Start

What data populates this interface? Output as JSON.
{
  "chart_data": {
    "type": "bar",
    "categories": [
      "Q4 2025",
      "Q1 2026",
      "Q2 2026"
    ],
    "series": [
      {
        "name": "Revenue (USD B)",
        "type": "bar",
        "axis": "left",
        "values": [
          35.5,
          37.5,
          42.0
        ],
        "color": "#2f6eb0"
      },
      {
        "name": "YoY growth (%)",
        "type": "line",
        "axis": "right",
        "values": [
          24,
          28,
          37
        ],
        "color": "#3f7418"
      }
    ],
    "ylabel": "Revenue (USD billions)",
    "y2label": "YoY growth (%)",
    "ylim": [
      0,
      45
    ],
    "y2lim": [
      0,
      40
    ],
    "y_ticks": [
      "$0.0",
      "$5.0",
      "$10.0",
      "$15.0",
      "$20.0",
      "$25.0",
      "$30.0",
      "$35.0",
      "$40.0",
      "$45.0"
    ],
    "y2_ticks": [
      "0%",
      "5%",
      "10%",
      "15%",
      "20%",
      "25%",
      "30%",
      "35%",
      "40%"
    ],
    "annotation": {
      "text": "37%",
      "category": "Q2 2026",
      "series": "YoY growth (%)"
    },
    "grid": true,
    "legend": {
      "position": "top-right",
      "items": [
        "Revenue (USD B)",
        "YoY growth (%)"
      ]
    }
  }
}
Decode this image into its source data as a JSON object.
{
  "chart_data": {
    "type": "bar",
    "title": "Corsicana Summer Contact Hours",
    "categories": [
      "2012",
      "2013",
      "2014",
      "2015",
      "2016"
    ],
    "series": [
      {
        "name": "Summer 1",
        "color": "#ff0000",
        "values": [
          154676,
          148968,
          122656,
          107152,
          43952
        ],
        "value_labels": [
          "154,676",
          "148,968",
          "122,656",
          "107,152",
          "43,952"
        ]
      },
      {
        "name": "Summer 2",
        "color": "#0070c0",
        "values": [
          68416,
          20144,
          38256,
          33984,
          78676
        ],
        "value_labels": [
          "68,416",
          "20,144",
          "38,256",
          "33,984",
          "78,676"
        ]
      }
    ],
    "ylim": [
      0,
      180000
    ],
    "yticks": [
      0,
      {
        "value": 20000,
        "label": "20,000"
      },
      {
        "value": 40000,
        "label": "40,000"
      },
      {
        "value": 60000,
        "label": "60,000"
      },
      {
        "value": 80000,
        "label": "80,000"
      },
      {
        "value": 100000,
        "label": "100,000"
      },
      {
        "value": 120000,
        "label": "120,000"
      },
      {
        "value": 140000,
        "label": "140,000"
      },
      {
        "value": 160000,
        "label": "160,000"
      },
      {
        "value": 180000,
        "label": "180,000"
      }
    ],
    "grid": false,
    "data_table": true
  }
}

End

Stated goal: From the line with "Decode this image" to the last line of the material, give every line again exactly, and only those lines.

Correct response:
Decode this image into its source data as a JSON object.
{
  "chart_data": {
    "type": "bar",
    "title": "Corsicana Summer Contact Hours",
    "categories": [
      "2012",
      "2013",
      "2014",
      "2015",
      "2016"
    ],
    "series": [
      {
        "name": "Summer 1",
        "color": "#ff0000",
        "values": [
          154676,
          148968,
          122656,
          107152,
          43952
        ],
        "value_labels": [
          "154,676",
          "148,968",
          "122,656",
          "107,152",
          "43,952"
        ]
      },
      {
        "name": "Summer 2",
        "color": "#0070c0",
        "values": [
          68416,
          20144,
          38256,
          33984,
          78676
        ],
        "value_labels": [
          "68,416",
          "20,144",
          "38,256",
          "33,984",
          "78,676"
        ]
      }
    ],
    "ylim": [
      0,
      180000
    ],
    "yticks": [
      0,
      {
        "value": 20000,
        "label": "20,000"
      },
      {
        "value": 40000,
        "label": "40,000"
      },
      {
        "value": 60000,
        "label": "60,000"
      },
      {
        "value": 80000,
        "label": "80,000"
      },
      {
        "value": 100000,
        "label": "100,000"
      },
      {
        "value": 120000,
        "label": "120,000"
      },
      {
        "value": 140000,
        "label": "140,000"
      },
      {
        "value": 160000,
        "label": "160,000"
      },
      {
        "value": 180000,
        "label": "180,000"
      }
    ],
    "grid": false,
    "data_table": true
  }
}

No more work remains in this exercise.